Provided passage:
[Start of Attachment]

The worst part was that I wasn’t fully aware how serious the issue was until roughly twelve hours into the game. Luckily, despite PSN being down, game updates can still be issued if your PS3 has a network connection; the recent patch ended the parallel universes and brought my Shepard back to normalcy in a right-thinking universe where Kaiden is very much dead.

With the complexity of games, size of development teams and expectations of consumers rising each year, the issue of bugs or glitches in games is likely only going to get worse. And I hate to be the cynic, but I think it may be poor judgment to assume that PSN’s recent woes will be the last time one of the major online infrastructures goes down. Might this be the longest and most severe? Possibly, lord knows I hope so, but it would be foolish to say this is the end of outages for these services. The number of people playing games online globally is only going to rise, as will the bandwidth demands on games and networks, and of course there will always be hackers. I wouldn’t ask anyone to forgive Sony but this is, has been and always will be a medium with flaws.

And I love it, warts and all.

[End of Attachment]

Record set:
[Start of Attachment]

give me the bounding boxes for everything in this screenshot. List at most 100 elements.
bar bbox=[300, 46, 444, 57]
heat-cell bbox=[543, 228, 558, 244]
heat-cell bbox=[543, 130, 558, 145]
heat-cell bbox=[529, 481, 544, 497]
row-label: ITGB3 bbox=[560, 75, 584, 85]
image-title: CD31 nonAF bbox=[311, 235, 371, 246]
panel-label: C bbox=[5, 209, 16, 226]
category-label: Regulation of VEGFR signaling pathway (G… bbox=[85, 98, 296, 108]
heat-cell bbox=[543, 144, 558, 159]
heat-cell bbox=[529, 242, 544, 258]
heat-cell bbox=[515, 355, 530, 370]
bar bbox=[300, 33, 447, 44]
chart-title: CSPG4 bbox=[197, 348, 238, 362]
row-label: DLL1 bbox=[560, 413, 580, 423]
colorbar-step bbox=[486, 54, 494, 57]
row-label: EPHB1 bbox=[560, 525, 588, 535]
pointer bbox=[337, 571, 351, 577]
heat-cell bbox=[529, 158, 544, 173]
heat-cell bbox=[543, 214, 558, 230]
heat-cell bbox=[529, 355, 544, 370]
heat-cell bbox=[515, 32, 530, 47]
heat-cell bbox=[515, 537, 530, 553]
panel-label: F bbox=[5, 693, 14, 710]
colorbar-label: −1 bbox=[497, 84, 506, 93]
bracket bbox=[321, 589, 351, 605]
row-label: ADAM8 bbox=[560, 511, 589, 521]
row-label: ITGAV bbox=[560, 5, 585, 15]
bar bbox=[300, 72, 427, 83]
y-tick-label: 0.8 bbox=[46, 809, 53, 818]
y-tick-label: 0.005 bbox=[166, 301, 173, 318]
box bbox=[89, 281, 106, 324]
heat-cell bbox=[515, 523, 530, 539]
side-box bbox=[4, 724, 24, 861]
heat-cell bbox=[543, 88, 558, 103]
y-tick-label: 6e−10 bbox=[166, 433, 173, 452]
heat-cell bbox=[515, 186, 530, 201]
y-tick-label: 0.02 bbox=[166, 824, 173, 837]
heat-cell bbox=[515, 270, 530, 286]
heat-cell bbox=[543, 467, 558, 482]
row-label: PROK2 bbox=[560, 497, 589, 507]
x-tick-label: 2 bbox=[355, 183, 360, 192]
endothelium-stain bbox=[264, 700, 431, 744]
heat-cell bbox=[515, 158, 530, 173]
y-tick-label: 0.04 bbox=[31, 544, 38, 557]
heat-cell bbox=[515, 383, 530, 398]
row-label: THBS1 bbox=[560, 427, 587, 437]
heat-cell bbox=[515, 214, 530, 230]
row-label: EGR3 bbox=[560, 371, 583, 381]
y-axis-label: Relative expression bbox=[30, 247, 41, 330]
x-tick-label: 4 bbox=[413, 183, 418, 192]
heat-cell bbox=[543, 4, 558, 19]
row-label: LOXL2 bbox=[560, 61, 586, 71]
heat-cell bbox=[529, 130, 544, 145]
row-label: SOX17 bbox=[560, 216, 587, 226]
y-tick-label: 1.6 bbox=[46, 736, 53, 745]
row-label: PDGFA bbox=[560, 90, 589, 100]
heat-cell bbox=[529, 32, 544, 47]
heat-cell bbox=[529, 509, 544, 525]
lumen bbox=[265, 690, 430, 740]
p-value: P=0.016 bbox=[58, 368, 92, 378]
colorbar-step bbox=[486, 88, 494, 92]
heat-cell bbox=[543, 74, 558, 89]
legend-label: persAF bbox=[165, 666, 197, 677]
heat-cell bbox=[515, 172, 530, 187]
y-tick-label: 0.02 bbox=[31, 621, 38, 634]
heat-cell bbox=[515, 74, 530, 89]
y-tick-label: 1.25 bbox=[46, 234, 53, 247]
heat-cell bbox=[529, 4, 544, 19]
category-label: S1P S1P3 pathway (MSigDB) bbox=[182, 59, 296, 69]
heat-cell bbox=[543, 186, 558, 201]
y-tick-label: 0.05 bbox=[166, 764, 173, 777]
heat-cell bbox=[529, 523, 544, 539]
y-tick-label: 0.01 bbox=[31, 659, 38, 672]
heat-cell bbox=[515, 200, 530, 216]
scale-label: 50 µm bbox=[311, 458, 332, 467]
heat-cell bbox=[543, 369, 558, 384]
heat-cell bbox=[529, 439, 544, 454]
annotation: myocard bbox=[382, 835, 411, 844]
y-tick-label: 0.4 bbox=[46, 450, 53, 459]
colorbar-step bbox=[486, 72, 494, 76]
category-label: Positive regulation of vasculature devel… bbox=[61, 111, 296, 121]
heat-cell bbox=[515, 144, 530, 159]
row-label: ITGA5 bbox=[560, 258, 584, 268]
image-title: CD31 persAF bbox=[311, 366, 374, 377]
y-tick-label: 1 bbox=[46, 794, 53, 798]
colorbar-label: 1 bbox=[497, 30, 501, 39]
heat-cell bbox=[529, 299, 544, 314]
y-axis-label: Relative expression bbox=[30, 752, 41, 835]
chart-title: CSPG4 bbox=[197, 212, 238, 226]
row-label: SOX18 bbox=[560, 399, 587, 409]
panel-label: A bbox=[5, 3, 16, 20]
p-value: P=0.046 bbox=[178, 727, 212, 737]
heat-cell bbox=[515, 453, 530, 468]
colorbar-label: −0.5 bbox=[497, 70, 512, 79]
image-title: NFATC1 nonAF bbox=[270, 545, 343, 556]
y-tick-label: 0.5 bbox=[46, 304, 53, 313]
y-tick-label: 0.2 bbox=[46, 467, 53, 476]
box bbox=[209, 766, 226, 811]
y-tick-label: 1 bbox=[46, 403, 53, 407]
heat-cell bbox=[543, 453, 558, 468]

[End of Attachment]

Tasks:
a. Answer the following from the passage on game glitches, one line each:
(i) Roughly how far into the game did the writer become fully aware of how serious the issue was?
(ii) What can still be issued when PSN is down, provided the PS3 has a network connection?
(iii) Which three things does the writer say are rising each year?
b. Write out the passage on game glitches word for word, starting with "With the complexity" and going on through "warts and all.".

Answers per task:
a.
(i) Roughly twelve hours.
(ii) Game updates.
(iii) The complexity of games, the size of development teams and the expectations of consumers.

b.
With the complexity of games, size of development teams and expectations of consumers rising each year, the issue of bugs or glitches in games is likely only going to get worse. And I hate to be the cynic, but I think it may be poor judgment to assume that PSN’s recent woes will be the last time one of the major online infrastructures goes down. Might this be the longest and most severe? Possibly, lord knows I hope so, but it would be foolish to say this is the end of outages for these services. The number of people playing games online globally is only going to rise, as will the bandwidth demands on games and networks, and of course there will always be hackers. I wouldn’t ask anyone to forgive Sony but this is, has been and always will be a medium with flaws.

And I love it, warts and all.